__What needs to be done__:
How many lines in these records hold the string "선거운동비용에"? State only that number.

--- Start of Records for processing ---

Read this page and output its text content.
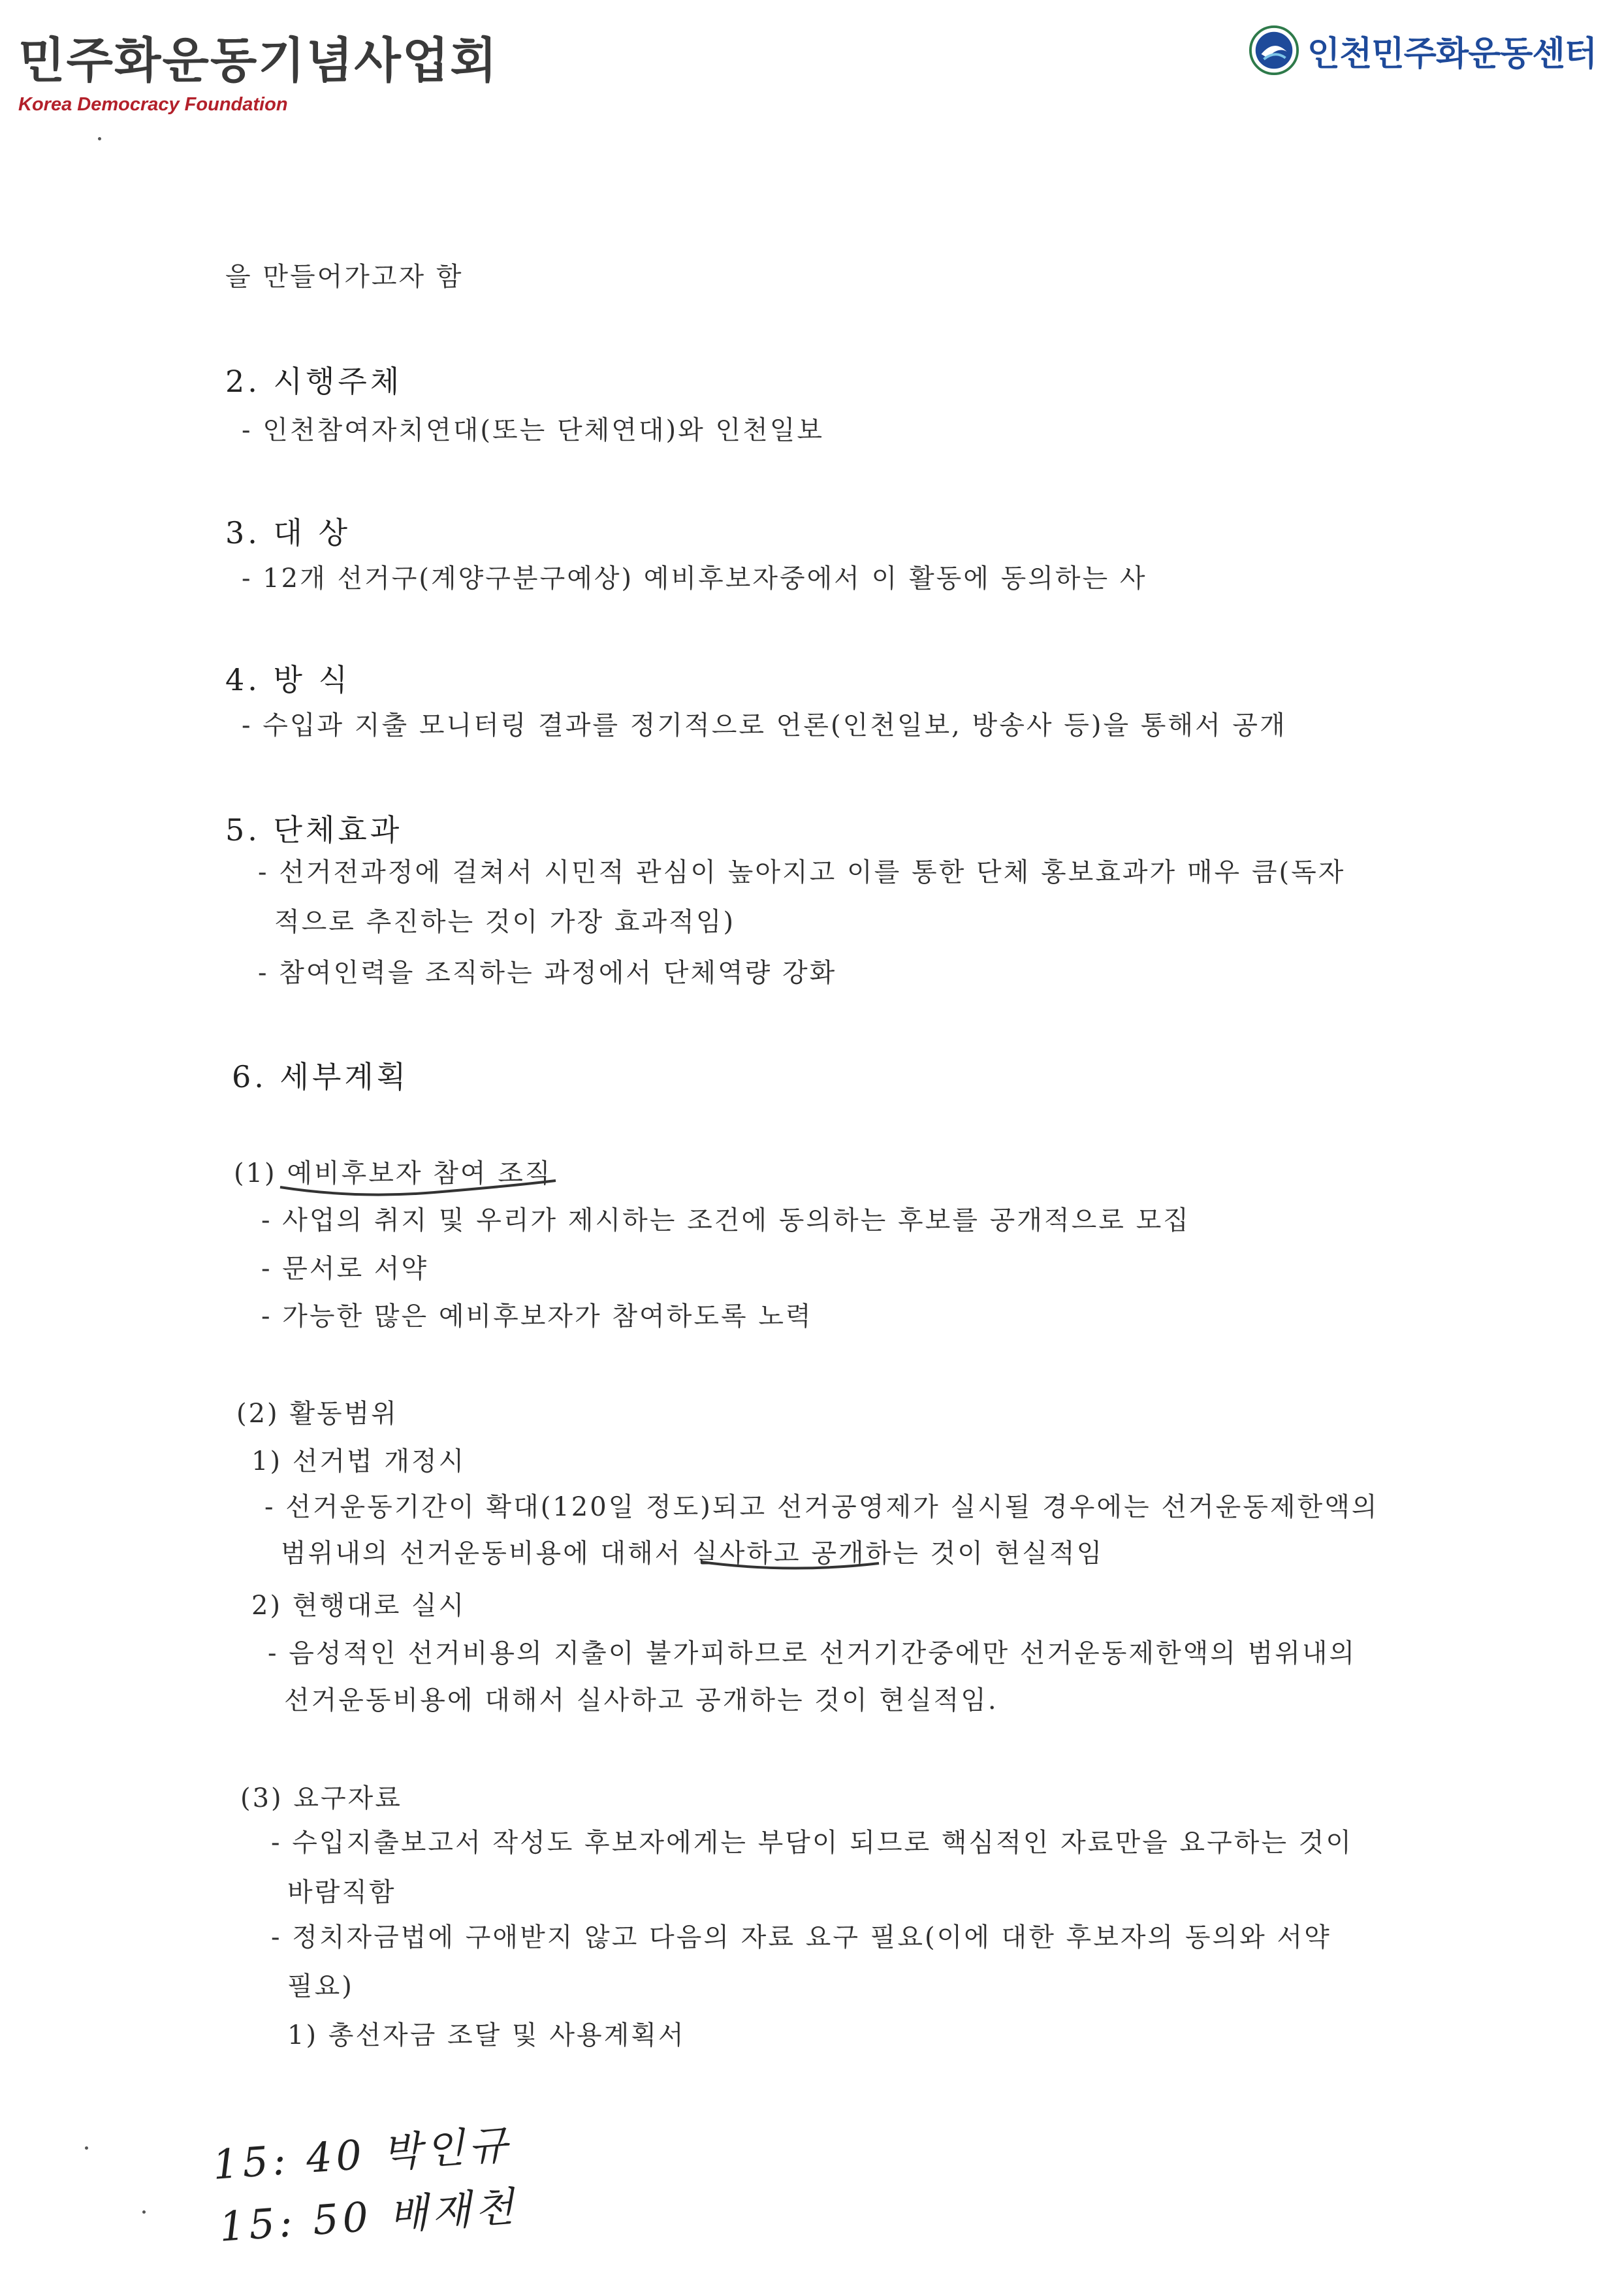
민주화운동기념사업회
Korea Democracy Foundation
인천민주화운동센터
을 만들어가고자 함
2. 시행주체
- 인천참여자치연대(또는 단체연대)와 인천일보
3. 대 상
- 12개 선거구(계양구분구예상) 예비후보자중에서 이 활동에 동의하는 사
4. 방 식
- 수입과 지출 모니터링 결과를 정기적으로 언론(인천일보, 방송사 등)을 통해서 공개
5. 단체효과
- 선거전과정에 걸쳐서 시민적 관심이 높아지고 이를 통한 단체 홍보효과가 매우 큼(독자
적으로 추진하는 것이 가장 효과적임)
- 참여인력을 조직하는 과정에서 단체역량 강화
6. 세부계획
(1) 예비후보자 참여 조직
- 사업의 취지 및 우리가 제시하는 조건에 동의하는 후보를 공개적으로 모집
- 문서로 서약
- 가능한 많은 예비후보자가 참여하도록 노력
(2) 활동범위
1) 선거법 개정시
- 선거운동기간이 확대(120일 정도)되고 선거공영제가 실시될 경우에는 선거운동제한액의
범위내의 선거운동비용에 대해서 실사하고 공개하는 것이 현실적임
2) 현행대로 실시
- 음성적인 선거비용의 지출이 불가피하므로 선거기간중에만 선거운동제한액의 범위내의
선거운동비용에 대해서 실사하고 공개하는 것이 현실적임.
(3) 요구자료
- 수입지출보고서 작성도 후보자에게는 부담이 되므로 핵심적인 자료만을 요구하는 것이
바람직함
- 정치자금법에 구애받지 않고 다음의 자료 요구 필요(이에 대한 후보자의 동의와 서약
필요)
1) 총선자금 조달 및 사용계획서
15: 40 박인규
15: 50 배재천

--- End of Records for processing ---

__The completed task__:
2